▶ _What to do_
Read the listing and extract each line that includes the word "证件号码".

Stored records:
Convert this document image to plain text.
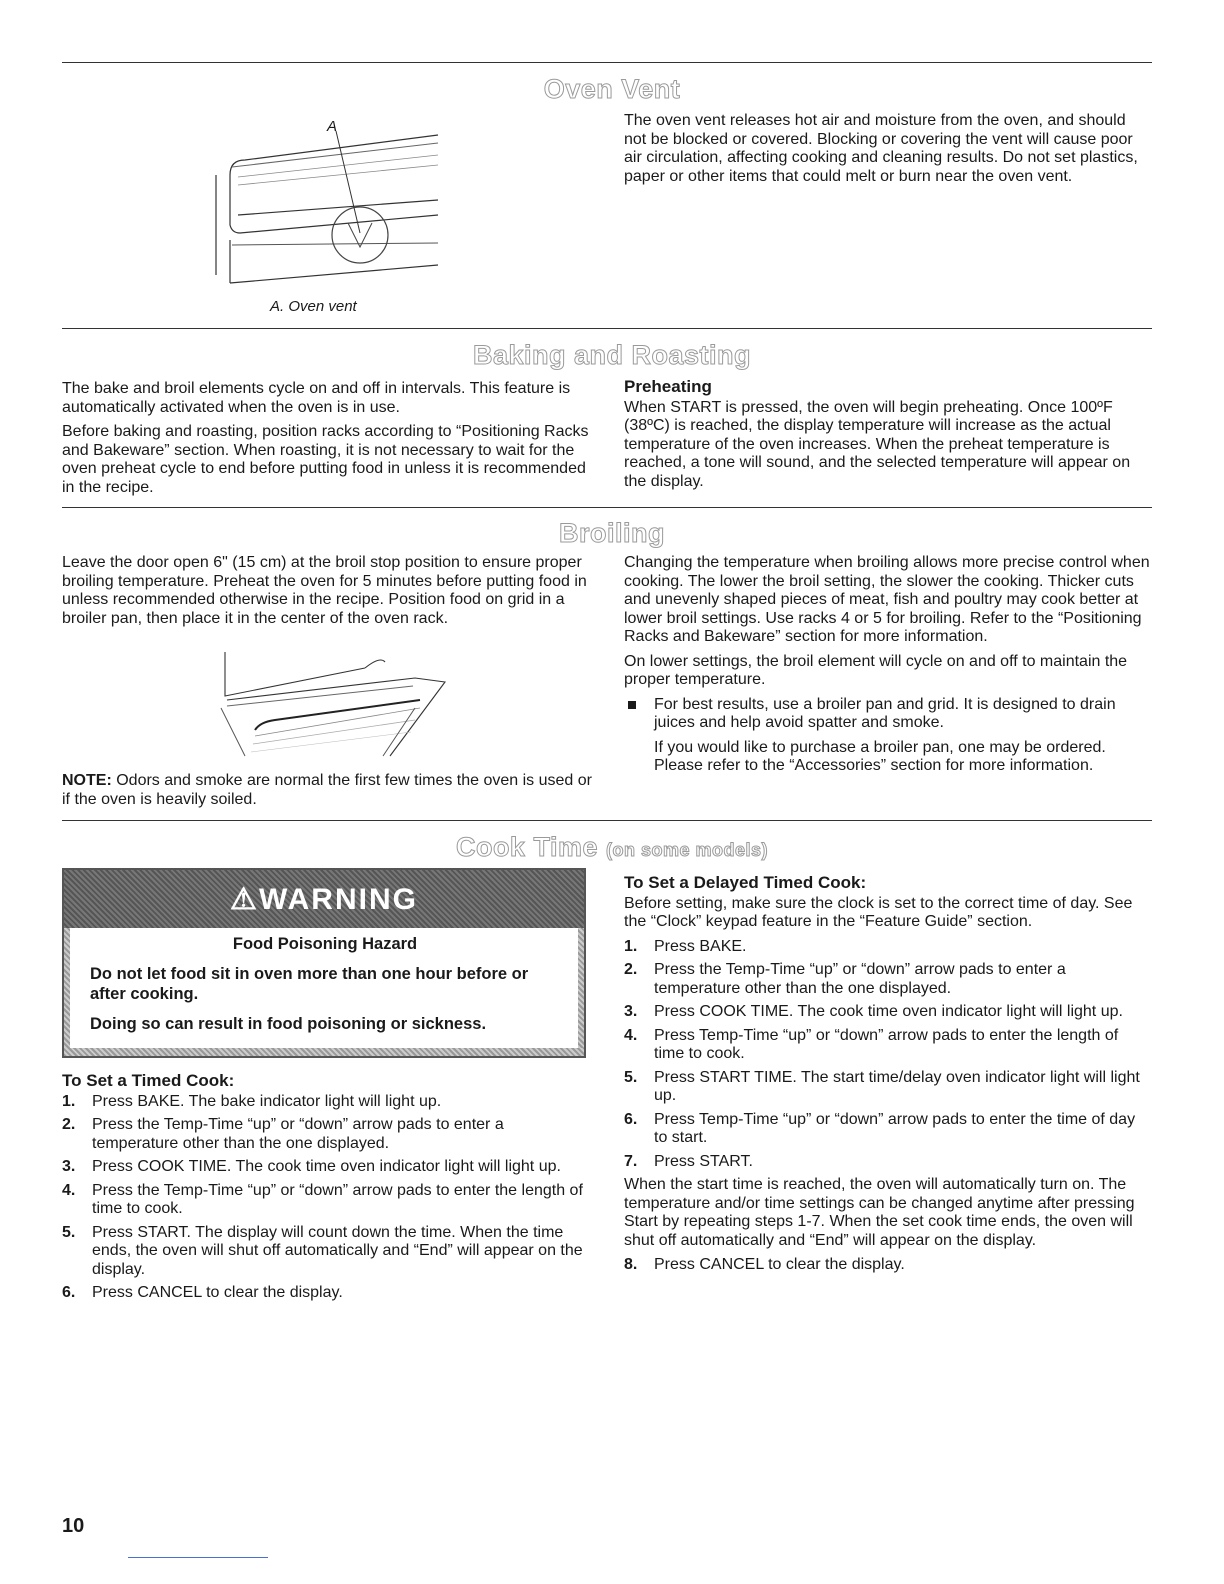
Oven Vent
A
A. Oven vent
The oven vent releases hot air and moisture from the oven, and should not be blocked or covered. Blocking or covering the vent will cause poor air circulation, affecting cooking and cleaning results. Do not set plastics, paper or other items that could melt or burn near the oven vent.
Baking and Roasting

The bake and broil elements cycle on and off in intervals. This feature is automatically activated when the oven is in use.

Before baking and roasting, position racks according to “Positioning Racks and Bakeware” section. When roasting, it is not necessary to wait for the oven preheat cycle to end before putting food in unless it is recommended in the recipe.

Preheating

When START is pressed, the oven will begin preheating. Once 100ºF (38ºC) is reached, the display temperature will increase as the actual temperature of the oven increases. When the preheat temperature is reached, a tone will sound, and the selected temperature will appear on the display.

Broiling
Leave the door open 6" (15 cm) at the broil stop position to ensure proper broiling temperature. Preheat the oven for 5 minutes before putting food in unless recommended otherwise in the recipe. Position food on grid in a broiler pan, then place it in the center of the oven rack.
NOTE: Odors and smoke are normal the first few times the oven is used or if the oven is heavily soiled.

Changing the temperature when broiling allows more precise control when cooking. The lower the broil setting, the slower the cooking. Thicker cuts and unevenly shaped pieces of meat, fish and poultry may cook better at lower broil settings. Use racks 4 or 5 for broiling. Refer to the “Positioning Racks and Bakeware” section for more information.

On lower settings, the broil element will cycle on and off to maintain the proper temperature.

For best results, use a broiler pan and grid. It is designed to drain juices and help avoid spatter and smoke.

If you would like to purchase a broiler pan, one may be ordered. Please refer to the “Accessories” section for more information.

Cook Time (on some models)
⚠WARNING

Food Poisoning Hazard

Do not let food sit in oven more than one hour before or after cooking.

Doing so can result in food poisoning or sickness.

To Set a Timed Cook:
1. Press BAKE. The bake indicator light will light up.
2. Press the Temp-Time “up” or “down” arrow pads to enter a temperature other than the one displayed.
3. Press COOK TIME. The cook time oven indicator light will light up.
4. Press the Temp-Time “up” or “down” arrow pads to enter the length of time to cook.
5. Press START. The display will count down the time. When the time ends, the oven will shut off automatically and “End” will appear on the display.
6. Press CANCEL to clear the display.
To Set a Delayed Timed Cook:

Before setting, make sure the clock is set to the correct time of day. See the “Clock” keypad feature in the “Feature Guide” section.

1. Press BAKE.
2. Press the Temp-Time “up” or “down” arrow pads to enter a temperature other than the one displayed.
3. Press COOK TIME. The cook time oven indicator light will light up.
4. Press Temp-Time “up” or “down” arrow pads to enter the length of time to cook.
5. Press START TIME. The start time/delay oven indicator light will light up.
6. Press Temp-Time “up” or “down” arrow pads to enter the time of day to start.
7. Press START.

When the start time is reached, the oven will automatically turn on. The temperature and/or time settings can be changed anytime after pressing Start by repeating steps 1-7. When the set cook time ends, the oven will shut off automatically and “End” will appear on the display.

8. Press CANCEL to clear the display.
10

--

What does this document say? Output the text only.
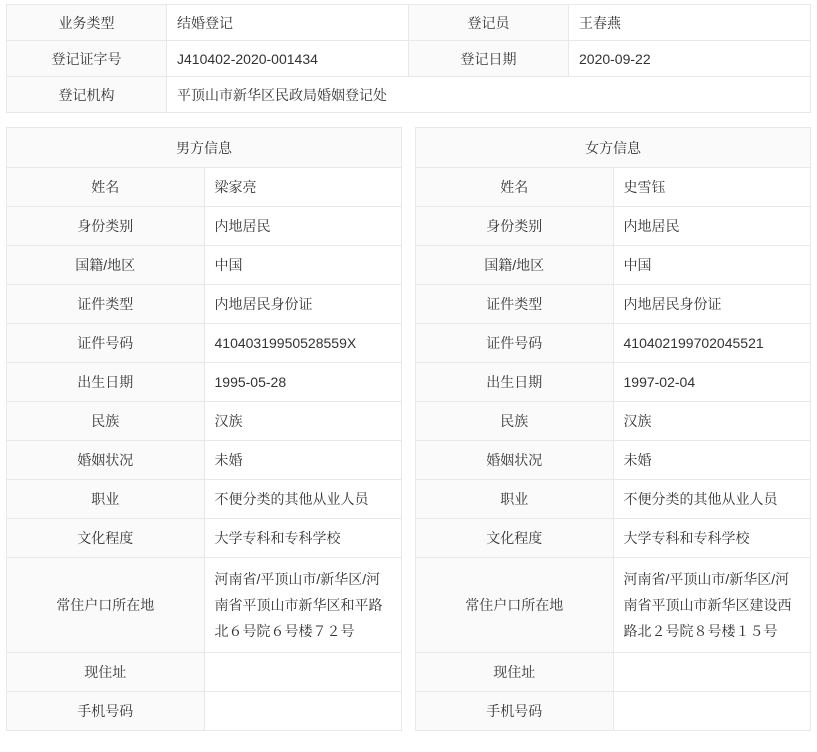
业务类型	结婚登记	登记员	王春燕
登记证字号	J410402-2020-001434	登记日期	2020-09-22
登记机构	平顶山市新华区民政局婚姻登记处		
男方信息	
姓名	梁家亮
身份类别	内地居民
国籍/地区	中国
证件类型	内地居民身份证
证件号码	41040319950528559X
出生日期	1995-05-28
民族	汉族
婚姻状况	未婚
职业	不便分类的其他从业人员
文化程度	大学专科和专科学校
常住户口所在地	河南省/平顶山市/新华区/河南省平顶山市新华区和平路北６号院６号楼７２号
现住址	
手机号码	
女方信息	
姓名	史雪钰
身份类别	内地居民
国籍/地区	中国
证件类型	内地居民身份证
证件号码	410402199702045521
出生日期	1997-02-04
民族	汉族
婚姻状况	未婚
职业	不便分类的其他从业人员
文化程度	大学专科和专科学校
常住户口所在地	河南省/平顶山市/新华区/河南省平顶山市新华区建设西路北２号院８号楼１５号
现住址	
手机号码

▶ _Written reply_
证件号码	41040319950528559X
证件号码	410402199702045521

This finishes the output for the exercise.